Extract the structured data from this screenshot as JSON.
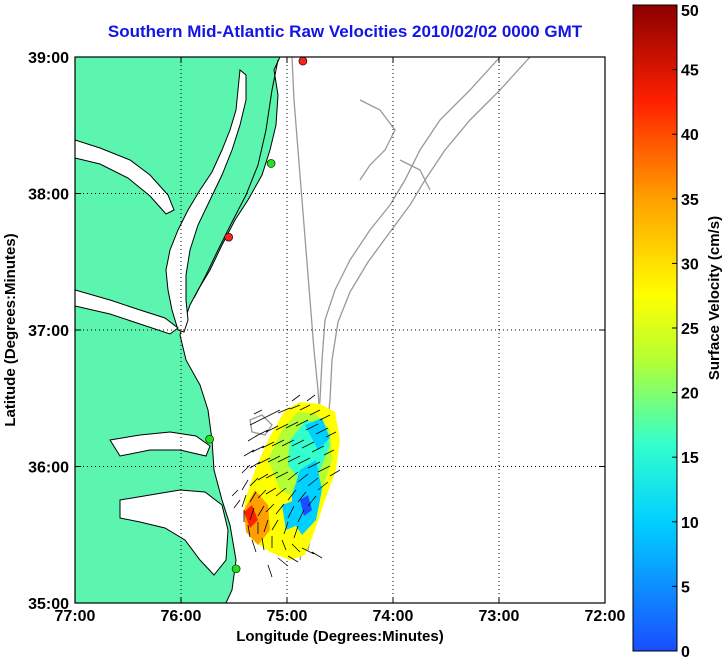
{
  "title": "Southern Mid-Atlantic Raw Velocities 2010/02/02 0000 GMT",
  "map": {
    "xlabel": "Longitude (Degrees:Minutes)",
    "ylabel": "Latitude (Degrees:Minutes)",
    "lon_ticks": [
      "77:00",
      "76:00",
      "75:00",
      "74:00",
      "73:00",
      "72:00"
    ],
    "lat_ticks": [
      "39:00",
      "38:00",
      "37:00",
      "36:00",
      "35:00"
    ],
    "lon_range": [
      -77,
      -72
    ],
    "lat_range": [
      35,
      39
    ],
    "grid": "dotted",
    "land_color": "#5cf5b0",
    "coast_color": "#000000",
    "bathymetry_color": "#999999"
  },
  "colorbar": {
    "label": "Surface Velocity (cm/s)",
    "ticks": [
      "50",
      "45",
      "40",
      "35",
      "30",
      "25",
      "20",
      "15",
      "10",
      "5",
      "0"
    ],
    "min": 0,
    "max": 50,
    "colors": [
      "#1a4dff",
      "#00d0ff",
      "#33ffcc",
      "#b3ff33",
      "#ffff00",
      "#ffa000",
      "#ff2000",
      "#8b0000"
    ]
  },
  "stations": [
    {
      "lon": -74.85,
      "lat": 38.97,
      "color": "#ff2020"
    },
    {
      "lon": -75.15,
      "lat": 38.22,
      "color": "#20e020"
    },
    {
      "lon": -75.55,
      "lat": 37.68,
      "color": "#ff2020"
    },
    {
      "lon": -75.73,
      "lat": 36.2,
      "color": "#20e020"
    },
    {
      "lon": -75.48,
      "lat": 35.25,
      "color": "#20e020"
    }
  ]
}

##############################

Job:
Return the material word for word. Pictures are not part of the copy.

Written response:
Extract the structured data from this screenshot as JSON.
{
  "title": "Southern Mid-Atlantic Raw Velocities 2010/02/02 0000 GMT",
  "map": {
    "xlabel": "Longitude (Degrees:Minutes)",
    "ylabel": "Latitude (Degrees:Minutes)",
    "lon_ticks": [
      "77:00",
      "76:00",
      "75:00",
      "74:00",
      "73:00",
      "72:00"
    ],
    "lat_ticks": [
      "39:00",
      "38:00",
      "37:00",
      "36:00",
      "35:00"
    ],
    "lon_range": [
      -77,
      -72
    ],
    "lat_range": [
      35,
      39
    ],
    "grid": "dotted",
    "land_color": "#5cf5b0",
    "coast_color": "#000000",
    "bathymetry_color": "#999999"
  },
  "colorbar": {
    "label": "Surface Velocity (cm/s)",
    "ticks": [
      "50",
      "45",
      "40",
      "35",
      "30",
      "25",
      "20",
      "15",
      "10",
      "5",
      "0"
    ],
    "min": 0,
    "max": 50,
    "colors": [
      "#1a4dff",
      "#00d0ff",
      "#33ffcc",
      "#b3ff33",
      "#ffff00",
      "#ffa000",
      "#ff2000",
      "#8b0000"
    ]
  },
  "stations": [
    {
      "lon": -74.85,
      "lat": 38.97,
      "color": "#ff2020"
    },
    {
      "lon": -75.15,
      "lat": 38.22,
      "color": "#20e020"
    },
    {
      "lon": -75.55,
      "lat": 37.68,
      "color": "#ff2020"
    },
    {
      "lon": -75.73,
      "lat": 36.2,
      "color": "#20e020"
    },
    {
      "lon": -75.48,
      "lat": 35.25,
      "color": "#20e020"
    }
  ]
}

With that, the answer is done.